PASSAGE FOR REVIEW:
# # # # #

Step 8 – Once the creation is completed we have got the bare bones of the web part which we can now open in our chosen editor.
Step 9 – When we open the files in a tool such as VSCode, we will see the files and can now begin our development.
The main class is the HelloWorldWebPart class which contains a number of methods, the first being the render method. This method contains the code to determine how the web part will look and feel, notice that you can create your HTML here to stipulate the web part layout.
The second element to draw your attention to is the getPropertyPaneConfiguration method which allows you to define what is seen when you edit the web part in SharePoint and get access to the properties screen. In this example, we are just going to get a description.
Now that we have created the web part, let’s run it.
Running the Webpart
In order to see our part, we now need to use a Gulp task to fire up the local workbench and view the web part. Whilst the workbench is intended to act as a “preview”, any functionality which you write into it will be available for you to try here.
Once the gulp task runner has finished processing, your default browser will launch and will open the local workbench.
It looks and feels like a modern SharePoint page, where I can go and add my web part. To do this click on the + on the page, and you will see our web part created. Simply select it, and it will appear on the page. We can also interact with the web part by editing the properties, which will open the properties blade and allow me to change the description text appearing in the web part.
A really cool thing relating to the SharePoint Framework is that if you leave the browser open and return to VSCode, you can update your web part and those changes will automatically flow through into your workbench so that you can (almost) immediately see your modifications.
What else can I create?
As well as being able to create web parts, there are also other customisations that can be developed using the SharePoint framework.
Field customizers are the modern equivalent of JSLink, whereby we can apply some custom rendering to a cell within a list. Unlike SPFx web parts, this will only work on modern lists. Should you wish to achieve the same goal on a classic site, then you will need to use JSLink.

# # # # #

DATASET:
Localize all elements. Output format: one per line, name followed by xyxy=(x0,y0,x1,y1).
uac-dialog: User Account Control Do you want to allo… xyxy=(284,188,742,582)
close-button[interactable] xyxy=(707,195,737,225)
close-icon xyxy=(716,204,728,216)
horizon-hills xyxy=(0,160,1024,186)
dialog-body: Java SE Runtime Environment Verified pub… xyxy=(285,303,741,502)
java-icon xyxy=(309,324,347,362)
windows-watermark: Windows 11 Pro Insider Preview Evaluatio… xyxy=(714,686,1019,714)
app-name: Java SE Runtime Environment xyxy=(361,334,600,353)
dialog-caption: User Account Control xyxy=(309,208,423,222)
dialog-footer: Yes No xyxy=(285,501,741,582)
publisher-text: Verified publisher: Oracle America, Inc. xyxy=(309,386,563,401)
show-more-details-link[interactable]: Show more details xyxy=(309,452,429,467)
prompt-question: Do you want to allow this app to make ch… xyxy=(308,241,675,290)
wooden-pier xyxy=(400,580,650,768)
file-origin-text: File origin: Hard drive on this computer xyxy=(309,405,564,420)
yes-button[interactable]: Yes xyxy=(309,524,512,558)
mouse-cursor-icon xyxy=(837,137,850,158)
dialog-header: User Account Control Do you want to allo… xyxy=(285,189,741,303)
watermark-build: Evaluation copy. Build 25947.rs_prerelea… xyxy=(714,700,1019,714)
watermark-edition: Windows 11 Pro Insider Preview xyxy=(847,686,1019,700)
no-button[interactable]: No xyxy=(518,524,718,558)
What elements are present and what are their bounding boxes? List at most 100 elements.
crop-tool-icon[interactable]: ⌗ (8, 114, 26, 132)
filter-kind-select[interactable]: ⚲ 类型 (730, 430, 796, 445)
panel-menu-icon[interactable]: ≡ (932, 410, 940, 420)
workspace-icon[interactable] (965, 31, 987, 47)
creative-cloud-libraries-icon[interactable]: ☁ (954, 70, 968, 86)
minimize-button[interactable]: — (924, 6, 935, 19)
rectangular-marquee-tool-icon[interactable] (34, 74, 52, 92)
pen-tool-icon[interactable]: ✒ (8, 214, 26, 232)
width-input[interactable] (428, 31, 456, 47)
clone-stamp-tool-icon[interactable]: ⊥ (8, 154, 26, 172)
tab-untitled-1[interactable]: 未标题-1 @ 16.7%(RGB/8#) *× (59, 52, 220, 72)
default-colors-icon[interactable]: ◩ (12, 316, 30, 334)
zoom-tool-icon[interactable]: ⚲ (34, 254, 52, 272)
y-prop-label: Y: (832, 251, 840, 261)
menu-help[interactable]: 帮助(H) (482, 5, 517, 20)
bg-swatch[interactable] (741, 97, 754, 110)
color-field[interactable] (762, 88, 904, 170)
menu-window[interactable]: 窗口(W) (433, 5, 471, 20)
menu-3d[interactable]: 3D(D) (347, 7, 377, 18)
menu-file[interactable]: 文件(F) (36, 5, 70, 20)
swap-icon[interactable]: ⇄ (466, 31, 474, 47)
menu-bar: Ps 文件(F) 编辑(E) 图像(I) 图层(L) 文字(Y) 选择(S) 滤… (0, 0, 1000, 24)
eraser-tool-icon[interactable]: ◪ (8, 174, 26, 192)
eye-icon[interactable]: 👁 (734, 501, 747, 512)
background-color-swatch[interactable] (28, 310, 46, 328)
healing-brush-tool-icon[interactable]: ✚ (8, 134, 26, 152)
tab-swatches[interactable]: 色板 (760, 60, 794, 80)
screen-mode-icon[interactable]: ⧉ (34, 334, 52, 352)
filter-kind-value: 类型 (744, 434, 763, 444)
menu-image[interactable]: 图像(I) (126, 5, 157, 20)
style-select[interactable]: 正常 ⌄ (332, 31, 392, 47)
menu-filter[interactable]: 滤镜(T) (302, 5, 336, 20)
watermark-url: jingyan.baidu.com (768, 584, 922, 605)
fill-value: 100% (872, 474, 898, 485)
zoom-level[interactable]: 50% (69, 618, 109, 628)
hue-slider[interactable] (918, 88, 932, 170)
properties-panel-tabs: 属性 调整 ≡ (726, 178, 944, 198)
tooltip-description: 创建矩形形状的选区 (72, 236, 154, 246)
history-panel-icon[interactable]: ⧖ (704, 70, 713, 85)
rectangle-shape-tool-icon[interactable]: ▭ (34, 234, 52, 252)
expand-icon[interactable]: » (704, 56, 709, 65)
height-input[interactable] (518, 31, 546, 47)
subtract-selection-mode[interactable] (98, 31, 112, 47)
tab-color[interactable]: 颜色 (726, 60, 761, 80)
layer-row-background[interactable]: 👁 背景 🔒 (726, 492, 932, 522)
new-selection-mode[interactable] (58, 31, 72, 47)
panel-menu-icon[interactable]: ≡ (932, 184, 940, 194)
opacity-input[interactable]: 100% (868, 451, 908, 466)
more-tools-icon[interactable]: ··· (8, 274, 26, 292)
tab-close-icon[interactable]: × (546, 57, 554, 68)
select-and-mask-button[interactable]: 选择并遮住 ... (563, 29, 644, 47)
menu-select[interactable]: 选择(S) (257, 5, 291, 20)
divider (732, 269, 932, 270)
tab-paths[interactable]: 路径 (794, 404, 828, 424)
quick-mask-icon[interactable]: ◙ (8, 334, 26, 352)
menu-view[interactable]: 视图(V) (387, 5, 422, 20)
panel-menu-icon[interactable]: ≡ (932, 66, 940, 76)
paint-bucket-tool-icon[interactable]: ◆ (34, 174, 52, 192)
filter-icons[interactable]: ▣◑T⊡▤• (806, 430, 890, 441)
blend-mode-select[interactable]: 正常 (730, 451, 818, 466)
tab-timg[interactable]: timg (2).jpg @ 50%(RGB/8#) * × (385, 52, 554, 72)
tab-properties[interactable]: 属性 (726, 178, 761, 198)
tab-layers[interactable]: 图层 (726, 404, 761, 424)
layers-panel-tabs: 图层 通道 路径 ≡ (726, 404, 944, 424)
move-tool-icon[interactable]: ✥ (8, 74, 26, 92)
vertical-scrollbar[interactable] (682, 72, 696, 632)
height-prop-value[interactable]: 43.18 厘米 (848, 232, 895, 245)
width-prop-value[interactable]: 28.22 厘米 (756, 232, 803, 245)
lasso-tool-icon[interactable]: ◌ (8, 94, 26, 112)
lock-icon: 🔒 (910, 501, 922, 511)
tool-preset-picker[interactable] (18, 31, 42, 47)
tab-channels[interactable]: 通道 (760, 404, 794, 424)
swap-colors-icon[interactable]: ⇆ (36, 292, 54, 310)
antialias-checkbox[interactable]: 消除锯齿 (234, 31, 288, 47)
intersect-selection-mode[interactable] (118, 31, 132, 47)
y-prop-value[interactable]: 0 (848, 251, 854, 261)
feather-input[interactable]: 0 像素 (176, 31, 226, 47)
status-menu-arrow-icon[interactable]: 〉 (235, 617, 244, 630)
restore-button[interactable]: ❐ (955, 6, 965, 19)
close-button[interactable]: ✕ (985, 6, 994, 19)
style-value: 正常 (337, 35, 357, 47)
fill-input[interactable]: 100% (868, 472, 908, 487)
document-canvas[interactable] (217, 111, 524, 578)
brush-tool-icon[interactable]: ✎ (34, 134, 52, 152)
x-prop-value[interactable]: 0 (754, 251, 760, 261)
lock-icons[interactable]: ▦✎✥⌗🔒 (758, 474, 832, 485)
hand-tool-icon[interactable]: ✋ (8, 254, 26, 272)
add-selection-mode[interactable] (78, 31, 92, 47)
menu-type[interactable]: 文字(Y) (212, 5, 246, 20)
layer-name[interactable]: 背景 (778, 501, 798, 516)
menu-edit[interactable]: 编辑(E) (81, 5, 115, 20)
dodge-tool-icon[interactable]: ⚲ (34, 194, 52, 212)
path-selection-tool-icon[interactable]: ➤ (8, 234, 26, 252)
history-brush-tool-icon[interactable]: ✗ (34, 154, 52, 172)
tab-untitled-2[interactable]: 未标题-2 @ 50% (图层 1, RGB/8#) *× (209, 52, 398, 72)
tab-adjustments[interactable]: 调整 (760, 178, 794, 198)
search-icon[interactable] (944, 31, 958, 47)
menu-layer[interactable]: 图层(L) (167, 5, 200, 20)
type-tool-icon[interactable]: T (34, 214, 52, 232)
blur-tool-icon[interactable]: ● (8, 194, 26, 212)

# # # # #

ASSIGNED TASK A: In the SharePoint Framework walkthrough, which method lets you define what is seen when you edit the web part and open its properties screen?
ASSIGNED TASK B: Pick up the SharePoint Framework walkthrough after its last sentence and write the next part.

RESPONSE A: The getPropertyPaneConfiguration method.

RESPONSE B:
Command Sets are similar to custom actions from classic development and allow us to add buttons to the toolbar or the context menu on an item or document. You can specify the conditions when a command becomes available, e.g. whether it appears when no, one, or multiple items are selected.
We looked at the key tools which we need to be able to create our customisations, including Node.JS, Yeoman, VSCode as our development environment, Gulp etc.
We then went through a basic introduction to creating a SharePoint Framework web part which started with creating a folder and then using Yeoman as the scaffolding tool, to create the folder structure and relevant files needed to get us up and running. Remember that there are different versions of the SharePoint Framework needed for SharePoint 2016, SharePoint 2019 and SharePoint Online, so ensure that you select the right version when creating.
Once we had generated our web part, we then previewed the web part, in an interactive sandbox called the Workbench which runs locally on the development machine. Whilst the webserver is running, any changes made to the web part will automatically be made available to the workbench.
Finally, we looked at how the SharePoint Framework can be used to customise other areas of a SharePoint page through the use of extensions. Extensions allowed us to add additional content to placeholders using Application Customizers, change the look and feel of a cell in a list by using Field Customizers, and Command Sets which allow us to create additional options on toolbars and item context menus.